» TASK GOAL:
Entries follow. Set all of them down as they stand.

» DATA SHOWN:
========================================================================

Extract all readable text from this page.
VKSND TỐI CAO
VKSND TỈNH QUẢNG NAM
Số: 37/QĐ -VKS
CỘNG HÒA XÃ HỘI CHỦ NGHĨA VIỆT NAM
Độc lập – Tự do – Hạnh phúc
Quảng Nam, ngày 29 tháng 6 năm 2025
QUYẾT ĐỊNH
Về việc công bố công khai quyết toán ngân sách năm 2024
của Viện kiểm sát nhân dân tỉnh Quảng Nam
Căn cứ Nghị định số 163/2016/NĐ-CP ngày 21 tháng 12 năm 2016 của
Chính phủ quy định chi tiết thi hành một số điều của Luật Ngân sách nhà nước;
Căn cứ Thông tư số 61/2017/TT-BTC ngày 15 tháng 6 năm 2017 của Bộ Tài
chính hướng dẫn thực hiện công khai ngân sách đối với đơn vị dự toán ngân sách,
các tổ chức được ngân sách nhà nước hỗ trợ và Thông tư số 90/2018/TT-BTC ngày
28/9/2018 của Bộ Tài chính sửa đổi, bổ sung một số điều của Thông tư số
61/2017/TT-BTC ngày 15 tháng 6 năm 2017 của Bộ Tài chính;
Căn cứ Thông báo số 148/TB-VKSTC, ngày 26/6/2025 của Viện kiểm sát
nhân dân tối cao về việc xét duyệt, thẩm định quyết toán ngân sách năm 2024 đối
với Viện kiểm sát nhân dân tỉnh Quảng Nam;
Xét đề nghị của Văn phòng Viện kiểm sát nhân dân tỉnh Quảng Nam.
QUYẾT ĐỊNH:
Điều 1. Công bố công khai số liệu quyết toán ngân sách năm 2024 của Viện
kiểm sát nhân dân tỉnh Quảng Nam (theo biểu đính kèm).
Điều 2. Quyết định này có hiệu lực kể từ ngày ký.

========================================================================

» COMPLETE OUTPUT:
Extract all readable text from this page.
VKSND TỐI CAO
VKSND TỈNH QUẢNG NAM
Số: 37/QĐ -VKS
CỘNG HÒA XÃ HỘI CHỦ NGHĨA VIỆT NAM
Độc lập – Tự do – Hạnh phúc
Quảng Nam, ngày 29 tháng 6 năm 2025
QUYẾT ĐỊNH
Về việc công bố công khai quyết toán ngân sách năm 2024
của Viện kiểm sát nhân dân tỉnh Quảng Nam
Căn cứ Nghị định số 163/2016/NĐ-CP ngày 21 tháng 12 năm 2016 của
Chính phủ quy định chi tiết thi hành một số điều của Luật Ngân sách nhà nước;
Căn cứ Thông tư số 61/2017/TT-BTC ngày 15 tháng 6 năm 2017 của Bộ Tài
chính hướng dẫn thực hiện công khai ngân sách đối với đơn vị dự toán ngân sách,
các tổ chức được ngân sách nhà nước hỗ trợ và Thông tư số 90/2018/TT-BTC ngày
28/9/2018 của Bộ Tài chính sửa đổi, bổ sung một số điều của Thông tư số
61/2017/TT-BTC ngày 15 tháng 6 năm 2017 của Bộ Tài chính;
Căn cứ Thông báo số 148/TB-VKSTC, ngày 26/6/2025 của Viện kiểm sát
nhân dân tối cao về việc xét duyệt, thẩm định quyết toán ngân sách năm 2024 đối
với Viện kiểm sát nhân dân tỉnh Quảng Nam;
Xét đề nghị của Văn phòng Viện kiểm sát nhân dân tỉnh Quảng Nam.
QUYẾT ĐỊNH:
Điều 1. Công bố công khai số liệu quyết toán ngân sách năm 2024 của Viện
kiểm sát nhân dân tỉnh Quảng Nam (theo biểu đính kèm).
Điều 2. Quyết định này có hiệu lực kể từ ngày ký.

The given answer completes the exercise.